--- ROWS ---

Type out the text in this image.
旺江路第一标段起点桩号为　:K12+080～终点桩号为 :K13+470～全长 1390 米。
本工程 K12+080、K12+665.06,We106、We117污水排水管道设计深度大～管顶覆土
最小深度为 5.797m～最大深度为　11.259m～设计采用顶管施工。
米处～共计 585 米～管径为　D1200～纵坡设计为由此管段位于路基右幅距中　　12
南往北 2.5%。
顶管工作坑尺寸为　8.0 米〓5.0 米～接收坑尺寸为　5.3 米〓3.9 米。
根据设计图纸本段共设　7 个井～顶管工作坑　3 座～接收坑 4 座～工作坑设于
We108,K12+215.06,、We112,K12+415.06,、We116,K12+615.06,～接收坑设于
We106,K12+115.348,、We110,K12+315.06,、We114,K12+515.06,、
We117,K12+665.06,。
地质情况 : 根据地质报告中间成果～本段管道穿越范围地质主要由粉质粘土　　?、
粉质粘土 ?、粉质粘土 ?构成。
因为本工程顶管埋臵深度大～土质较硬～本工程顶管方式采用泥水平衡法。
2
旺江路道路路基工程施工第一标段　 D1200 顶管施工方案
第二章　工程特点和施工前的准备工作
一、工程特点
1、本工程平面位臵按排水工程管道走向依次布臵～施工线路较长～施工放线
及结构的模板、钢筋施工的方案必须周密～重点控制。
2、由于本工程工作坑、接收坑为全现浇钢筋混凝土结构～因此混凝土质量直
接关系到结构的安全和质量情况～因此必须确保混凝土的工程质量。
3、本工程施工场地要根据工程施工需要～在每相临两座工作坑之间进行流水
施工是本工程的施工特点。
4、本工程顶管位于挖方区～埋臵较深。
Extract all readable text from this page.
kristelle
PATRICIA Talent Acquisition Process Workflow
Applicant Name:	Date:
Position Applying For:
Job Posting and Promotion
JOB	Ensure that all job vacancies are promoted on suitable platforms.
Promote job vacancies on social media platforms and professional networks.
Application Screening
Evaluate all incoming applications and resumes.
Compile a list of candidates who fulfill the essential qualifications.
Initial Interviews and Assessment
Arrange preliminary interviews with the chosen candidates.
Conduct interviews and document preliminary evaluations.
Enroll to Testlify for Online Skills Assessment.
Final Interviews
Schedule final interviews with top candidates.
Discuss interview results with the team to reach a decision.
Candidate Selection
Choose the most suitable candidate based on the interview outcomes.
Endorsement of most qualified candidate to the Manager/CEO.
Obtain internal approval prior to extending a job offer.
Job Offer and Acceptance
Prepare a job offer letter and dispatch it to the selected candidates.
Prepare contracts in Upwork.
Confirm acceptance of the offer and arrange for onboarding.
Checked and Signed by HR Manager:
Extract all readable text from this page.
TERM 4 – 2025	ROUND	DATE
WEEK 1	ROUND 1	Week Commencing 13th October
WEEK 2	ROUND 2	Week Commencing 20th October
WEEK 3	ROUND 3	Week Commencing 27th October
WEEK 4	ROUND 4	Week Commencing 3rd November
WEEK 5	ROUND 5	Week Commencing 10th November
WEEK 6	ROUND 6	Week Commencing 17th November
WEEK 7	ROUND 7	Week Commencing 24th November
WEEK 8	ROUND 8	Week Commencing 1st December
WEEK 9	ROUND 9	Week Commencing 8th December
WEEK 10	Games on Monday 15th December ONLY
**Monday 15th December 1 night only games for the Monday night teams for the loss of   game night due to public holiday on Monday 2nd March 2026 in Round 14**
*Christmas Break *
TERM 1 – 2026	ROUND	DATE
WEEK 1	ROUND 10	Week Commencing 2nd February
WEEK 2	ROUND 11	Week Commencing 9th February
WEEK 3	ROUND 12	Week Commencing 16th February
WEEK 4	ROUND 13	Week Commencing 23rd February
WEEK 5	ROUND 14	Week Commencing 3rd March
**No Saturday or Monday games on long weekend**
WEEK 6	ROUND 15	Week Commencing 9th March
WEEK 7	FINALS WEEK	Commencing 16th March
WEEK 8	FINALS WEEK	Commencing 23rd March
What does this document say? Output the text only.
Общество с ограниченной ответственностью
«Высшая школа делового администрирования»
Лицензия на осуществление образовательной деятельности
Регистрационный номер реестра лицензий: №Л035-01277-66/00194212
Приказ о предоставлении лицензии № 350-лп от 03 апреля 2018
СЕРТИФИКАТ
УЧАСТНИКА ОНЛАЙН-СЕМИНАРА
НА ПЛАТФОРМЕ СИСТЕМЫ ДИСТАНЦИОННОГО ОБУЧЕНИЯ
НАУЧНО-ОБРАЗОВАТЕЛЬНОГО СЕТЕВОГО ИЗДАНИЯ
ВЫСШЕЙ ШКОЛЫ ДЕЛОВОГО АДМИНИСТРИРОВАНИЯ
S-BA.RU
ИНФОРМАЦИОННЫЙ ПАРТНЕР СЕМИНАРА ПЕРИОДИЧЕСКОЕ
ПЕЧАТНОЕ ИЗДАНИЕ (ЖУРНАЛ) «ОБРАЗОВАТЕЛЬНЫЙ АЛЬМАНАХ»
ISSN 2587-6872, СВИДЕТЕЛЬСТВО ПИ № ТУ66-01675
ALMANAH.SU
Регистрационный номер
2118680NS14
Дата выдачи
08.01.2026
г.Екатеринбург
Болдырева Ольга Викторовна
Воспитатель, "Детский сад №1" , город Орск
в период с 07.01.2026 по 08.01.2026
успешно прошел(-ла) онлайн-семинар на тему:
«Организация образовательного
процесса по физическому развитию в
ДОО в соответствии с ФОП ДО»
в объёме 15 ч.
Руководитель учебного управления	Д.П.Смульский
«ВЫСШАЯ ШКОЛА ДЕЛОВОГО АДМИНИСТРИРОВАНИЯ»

---

_WORK INSTRUCTIONS_
Write out all the records above again, exactly as they stand.

_FULL ANSWER_
Type out the text in this image.
旺江路第一标段起点桩号为　:K12+080～终点桩号为 :K13+470～全长 1390 米。
本工程 K12+080、K12+665.06,We106、We117污水排水管道设计深度大～管顶覆土
最小深度为 5.797m～最大深度为　11.259m～设计采用顶管施工。
米处～共计 585 米～管径为　D1200～纵坡设计为由此管段位于路基右幅距中　　12
南往北 2.5%。
顶管工作坑尺寸为　8.0 米〓5.0 米～接收坑尺寸为　5.3 米〓3.9 米。
根据设计图纸本段共设　7 个井～顶管工作坑　3 座～接收坑 4 座～工作坑设于
We108,K12+215.06,、We112,K12+415.06,、We116,K12+615.06,～接收坑设于
We106,K12+115.348,、We110,K12+315.06,、We114,K12+515.06,、
We117,K12+665.06,。
地质情况 : 根据地质报告中间成果～本段管道穿越范围地质主要由粉质粘土　　?、
粉质粘土 ?、粉质粘土 ?构成。
因为本工程顶管埋臵深度大～土质较硬～本工程顶管方式采用泥水平衡法。
2
旺江路道路路基工程施工第一标段　 D1200 顶管施工方案
第二章　工程特点和施工前的准备工作
一、工程特点
1、本工程平面位臵按排水工程管道走向依次布臵～施工线路较长～施工放线
及结构的模板、钢筋施工的方案必须周密～重点控制。
2、由于本工程工作坑、接收坑为全现浇钢筋混凝土结构～因此混凝土质量直
接关系到结构的安全和质量情况～因此必须确保混凝土的工程质量。
3、本工程施工场地要根据工程施工需要～在每相临两座工作坑之间进行流水
施工是本工程的施工特点。
4、本工程顶管位于挖方区～埋臵较深。
Extract all readable text from this page.
kristelle
PATRICIA Talent Acquisition Process Workflow
Applicant Name:	Date:
Position Applying For:
Job Posting and Promotion
JOB	Ensure that all job vacancies are promoted on suitable platforms.
Promote job vacancies on social media platforms and professional networks.
Application Screening
Evaluate all incoming applications and resumes.
Compile a list of candidates who fulfill the essential qualifications.
Initial Interviews and Assessment
Arrange preliminary interviews with the chosen candidates.
Conduct interviews and document preliminary evaluations.
Enroll to Testlify for Online Skills Assessment.
Final Interviews
Schedule final interviews with top candidates.
Discuss interview results with the team to reach a decision.
Candidate Selection
Choose the most suitable candidate based on the interview outcomes.
Endorsement of most qualified candidate to the Manager/CEO.
Obtain internal approval prior to extending a job offer.
Job Offer and Acceptance
Prepare a job offer letter and dispatch it to the selected candidates.
Prepare contracts in Upwork.
Confirm acceptance of the offer and arrange for onboarding.
Checked and Signed by HR Manager:
Extract all readable text from this page.
TERM 4 – 2025	ROUND	DATE
WEEK 1	ROUND 1	Week Commencing 13th October
WEEK 2	ROUND 2	Week Commencing 20th October
WEEK 3	ROUND 3	Week Commencing 27th October
WEEK 4	ROUND 4	Week Commencing 3rd November
WEEK 5	ROUND 5	Week Commencing 10th November
WEEK 6	ROUND 6	Week Commencing 17th November
WEEK 7	ROUND 7	Week Commencing 24th November
WEEK 8	ROUND 8	Week Commencing 1st December
WEEK 9	ROUND 9	Week Commencing 8th December
WEEK 10	Games on Monday 15th December ONLY
**Monday 15th December 1 night only games for the Monday night teams for the loss of   game night due to public holiday on Monday 2nd March 2026 in Round 14**
*Christmas Break *
TERM 1 – 2026	ROUND	DATE
WEEK 1	ROUND 10	Week Commencing 2nd February
WEEK 2	ROUND 11	Week Commencing 9th February
WEEK 3	ROUND 12	Week Commencing 16th February
WEEK 4	ROUND 13	Week Commencing 23rd February
WEEK 5	ROUND 14	Week Commencing 3rd March
**No Saturday or Monday games on long weekend**
WEEK 6	ROUND 15	Week Commencing 9th March
WEEK 7	FINALS WEEK	Commencing 16th March
WEEK 8	FINALS WEEK	Commencing 23rd March
What does this document say? Output the text only.
Общество с ограниченной ответственностью
«Высшая школа делового администрирования»
Лицензия на осуществление образовательной деятельности
Регистрационный номер реестра лицензий: №Л035-01277-66/00194212
Приказ о предоставлении лицензии № 350-лп от 03 апреля 2018
СЕРТИФИКАТ
УЧАСТНИКА ОНЛАЙН-СЕМИНАРА
НА ПЛАТФОРМЕ СИСТЕМЫ ДИСТАНЦИОННОГО ОБУЧЕНИЯ
НАУЧНО-ОБРАЗОВАТЕЛЬНОГО СЕТЕВОГО ИЗДАНИЯ
ВЫСШЕЙ ШКОЛЫ ДЕЛОВОГО АДМИНИСТРИРОВАНИЯ
S-BA.RU
ИНФОРМАЦИОННЫЙ ПАРТНЕР СЕМИНАРА ПЕРИОДИЧЕСКОЕ
ПЕЧАТНОЕ ИЗДАНИЕ (ЖУРНАЛ) «ОБРАЗОВАТЕЛЬНЫЙ АЛЬМАНАХ»
ISSN 2587-6872, СВИДЕТЕЛЬСТВО ПИ № ТУ66-01675
ALMANAH.SU
Регистрационный номер
2118680NS14
Дата выдачи
08.01.2026
г.Екатеринбург
Болдырева Ольга Викторовна
Воспитатель, "Детский сад №1" , город Орск
в период с 07.01.2026 по 08.01.2026
успешно прошел(-ла) онлайн-семинар на тему:
«Организация образовательного
процесса по физическому развитию в
ДОО в соответствии с ФОП ДО»
в объёме 15 ч.
Руководитель учебного управления	Д.П.Смульский
«ВЫСШАЯ ШКОЛА ДЕЛОВОГО АДМИНИСТРИРОВАНИЯ»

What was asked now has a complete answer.